- [What you are asked to do]:
Return the listing below word for word.
* * * * * * *
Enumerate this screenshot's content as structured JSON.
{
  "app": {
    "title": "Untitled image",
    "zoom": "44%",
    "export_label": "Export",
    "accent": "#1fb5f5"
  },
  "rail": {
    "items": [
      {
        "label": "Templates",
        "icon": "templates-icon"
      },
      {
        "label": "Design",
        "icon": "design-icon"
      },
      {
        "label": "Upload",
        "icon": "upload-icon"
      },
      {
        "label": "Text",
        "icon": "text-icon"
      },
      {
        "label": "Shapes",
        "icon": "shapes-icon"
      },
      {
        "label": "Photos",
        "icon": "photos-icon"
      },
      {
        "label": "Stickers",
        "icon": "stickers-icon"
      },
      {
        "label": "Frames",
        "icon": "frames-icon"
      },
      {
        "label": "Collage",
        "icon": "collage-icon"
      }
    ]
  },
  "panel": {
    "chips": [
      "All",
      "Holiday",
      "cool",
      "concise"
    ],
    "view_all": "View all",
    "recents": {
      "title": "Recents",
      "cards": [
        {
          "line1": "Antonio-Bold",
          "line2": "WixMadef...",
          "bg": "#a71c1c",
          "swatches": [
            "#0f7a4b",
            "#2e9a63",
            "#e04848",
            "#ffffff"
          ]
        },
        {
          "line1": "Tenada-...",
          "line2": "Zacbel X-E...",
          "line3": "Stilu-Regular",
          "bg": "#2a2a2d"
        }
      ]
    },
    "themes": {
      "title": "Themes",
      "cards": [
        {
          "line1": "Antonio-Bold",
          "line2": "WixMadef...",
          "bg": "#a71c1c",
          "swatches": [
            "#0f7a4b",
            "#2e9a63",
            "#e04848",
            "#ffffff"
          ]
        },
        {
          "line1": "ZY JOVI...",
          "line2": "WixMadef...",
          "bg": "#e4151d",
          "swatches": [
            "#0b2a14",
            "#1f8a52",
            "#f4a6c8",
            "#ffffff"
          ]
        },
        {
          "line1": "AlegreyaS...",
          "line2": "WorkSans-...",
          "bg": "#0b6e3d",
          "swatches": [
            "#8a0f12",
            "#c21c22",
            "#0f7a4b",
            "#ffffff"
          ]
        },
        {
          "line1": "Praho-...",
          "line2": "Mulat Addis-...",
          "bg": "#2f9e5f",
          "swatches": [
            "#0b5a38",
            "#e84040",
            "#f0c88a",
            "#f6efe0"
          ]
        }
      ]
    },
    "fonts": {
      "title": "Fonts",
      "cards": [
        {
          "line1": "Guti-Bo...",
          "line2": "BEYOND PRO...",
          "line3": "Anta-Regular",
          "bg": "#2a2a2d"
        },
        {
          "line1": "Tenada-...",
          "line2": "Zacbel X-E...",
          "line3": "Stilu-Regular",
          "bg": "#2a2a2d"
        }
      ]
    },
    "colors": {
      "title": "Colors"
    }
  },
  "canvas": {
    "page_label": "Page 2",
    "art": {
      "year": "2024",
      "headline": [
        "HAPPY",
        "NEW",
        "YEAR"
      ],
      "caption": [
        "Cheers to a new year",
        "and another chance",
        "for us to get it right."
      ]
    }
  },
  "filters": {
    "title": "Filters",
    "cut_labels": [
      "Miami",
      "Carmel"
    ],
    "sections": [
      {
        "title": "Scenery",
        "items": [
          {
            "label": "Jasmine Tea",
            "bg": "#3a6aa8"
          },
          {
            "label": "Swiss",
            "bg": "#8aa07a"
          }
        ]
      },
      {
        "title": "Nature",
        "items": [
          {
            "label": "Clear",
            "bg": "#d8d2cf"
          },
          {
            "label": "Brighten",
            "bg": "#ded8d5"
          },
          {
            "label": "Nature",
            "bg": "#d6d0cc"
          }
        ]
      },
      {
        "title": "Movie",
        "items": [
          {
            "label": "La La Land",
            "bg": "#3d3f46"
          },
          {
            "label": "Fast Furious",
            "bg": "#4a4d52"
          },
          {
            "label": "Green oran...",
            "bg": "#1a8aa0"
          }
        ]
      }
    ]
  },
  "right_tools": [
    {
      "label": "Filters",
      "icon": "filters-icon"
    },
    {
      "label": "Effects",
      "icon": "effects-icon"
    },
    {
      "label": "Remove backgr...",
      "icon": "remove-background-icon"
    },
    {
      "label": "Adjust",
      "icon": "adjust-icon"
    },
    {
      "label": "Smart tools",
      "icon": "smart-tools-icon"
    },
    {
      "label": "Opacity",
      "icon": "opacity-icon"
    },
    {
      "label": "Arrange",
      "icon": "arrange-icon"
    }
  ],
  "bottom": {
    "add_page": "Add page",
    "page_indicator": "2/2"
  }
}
* * * * * * *
- [Written reply]:
Enumerate this screenshot's content as structured JSON.
{
  "app": {
    "title": "Untitled image",
    "zoom": "44%",
    "export_label": "Export",
    "accent": "#1fb5f5"
  },
  "rail": {
    "items": [
      {
        "label": "Templates",
        "icon": "templates-icon"
      },
      {
        "label": "Design",
        "icon": "design-icon"
      },
      {
        "label": "Upload",
        "icon": "upload-icon"
      },
      {
        "label": "Text",
        "icon": "text-icon"
      },
      {
        "label": "Shapes",
        "icon": "shapes-icon"
      },
      {
        "label": "Photos",
        "icon": "photos-icon"
      },
      {
        "label": "Stickers",
        "icon": "stickers-icon"
      },
      {
        "label": "Frames",
        "icon": "frames-icon"
      },
      {
        "label": "Collage",
        "icon": "collage-icon"
      }
    ]
  },
  "panel": {
    "chips": [
      "All",
      "Holiday",
      "cool",
      "concise"
    ],
    "view_all": "View all",
    "recents": {
      "title": "Recents",
      "cards": [
        {
          "line1": "Antonio-Bold",
          "line2": "WixMadef...",
          "bg": "#a71c1c",
          "swatches": [
            "#0f7a4b",
            "#2e9a63",
            "#e04848",
            "#ffffff"
          ]
        },
        {
          "line1": "Tenada-...",
          "line2": "Zacbel X-E...",
          "line3": "Stilu-Regular",
          "bg": "#2a2a2d"
        }
      ]
    },
    "themes": {
      "title": "Themes",
      "cards": [
        {
          "line1": "Antonio-Bold",
          "line2": "WixMadef...",
          "bg": "#a71c1c",
          "swatches": [
            "#0f7a4b",
            "#2e9a63",
            "#e04848",
            "#ffffff"
          ]
        },
        {
          "line1": "ZY JOVI...",
          "line2": "WixMadef...",
          "bg": "#e4151d",
          "swatches": [
            "#0b2a14",
            "#1f8a52",
            "#f4a6c8",
            "#ffffff"
          ]
        },
        {
          "line1": "AlegreyaS...",
          "line2": "WorkSans-...",
          "bg": "#0b6e3d",
          "swatches": [
            "#8a0f12",
            "#c21c22",
            "#0f7a4b",
            "#ffffff"
          ]
        },
        {
          "line1": "Praho-...",
          "line2": "Mulat Addis-...",
          "bg": "#2f9e5f",
          "swatches": [
            "#0b5a38",
            "#e84040",
            "#f0c88a",
            "#f6efe0"
          ]
        }
      ]
    },
    "fonts": {
      "title": "Fonts",
      "cards": [
        {
          "line1": "Guti-Bo...",
          "line2": "BEYOND PRO...",
          "line3": "Anta-Regular",
          "bg": "#2a2a2d"
        },
        {
          "line1": "Tenada-...",
          "line2": "Zacbel X-E...",
          "line3": "Stilu-Regular",
          "bg": "#2a2a2d"
        }
      ]
    },
    "colors": {
      "title": "Colors"
    }
  },
  "canvas": {
    "page_label": "Page 2",
    "art": {
      "year": "2024",
      "headline": [
        "HAPPY",
        "NEW",
        "YEAR"
      ],
      "caption": [
        "Cheers to a new year",
        "and another chance",
        "for us to get it right."
      ]
    }
  },
  "filters": {
    "title": "Filters",
    "cut_labels": [
      "Miami",
      "Carmel"
    ],
    "sections": [
      {
        "title": "Scenery",
        "items": [
          {
            "label": "Jasmine Tea",
            "bg": "#3a6aa8"
          },
          {
            "label": "Swiss",
            "bg": "#8aa07a"
          }
        ]
      },
      {
        "title": "Nature",
        "items": [
          {
            "label": "Clear",
            "bg": "#d8d2cf"
          },
          {
            "label": "Brighten",
            "bg": "#ded8d5"
          },
          {
            "label": "Nature",
            "bg": "#d6d0cc"
          }
        ]
      },
      {
        "title": "Movie",
        "items": [
          {
            "label": "La La Land",
            "bg": "#3d3f46"
          },
          {
            "label": "Fast Furious",
            "bg": "#4a4d52"
          },
          {
            "label": "Green oran...",
            "bg": "#1a8aa0"
          }
        ]
      }
    ]
  },
  "right_tools": [
    {
      "label": "Filters",
      "icon": "filters-icon"
    },
    {
      "label": "Effects",
      "icon": "effects-icon"
    },
    {
      "label": "Remove backgr...",
      "icon": "remove-background-icon"
    },
    {
      "label": "Adjust",
      "icon": "adjust-icon"
    },
    {
      "label": "Smart tools",
      "icon": "smart-tools-icon"
    },
    {
      "label": "Opacity",
      "icon": "opacity-icon"
    },
    {
      "label": "Arrange",
      "icon": "arrange-icon"
    }
  ],
  "bottom": {
    "add_page": "Add page",
    "page_indicator": "2/2"
  }
}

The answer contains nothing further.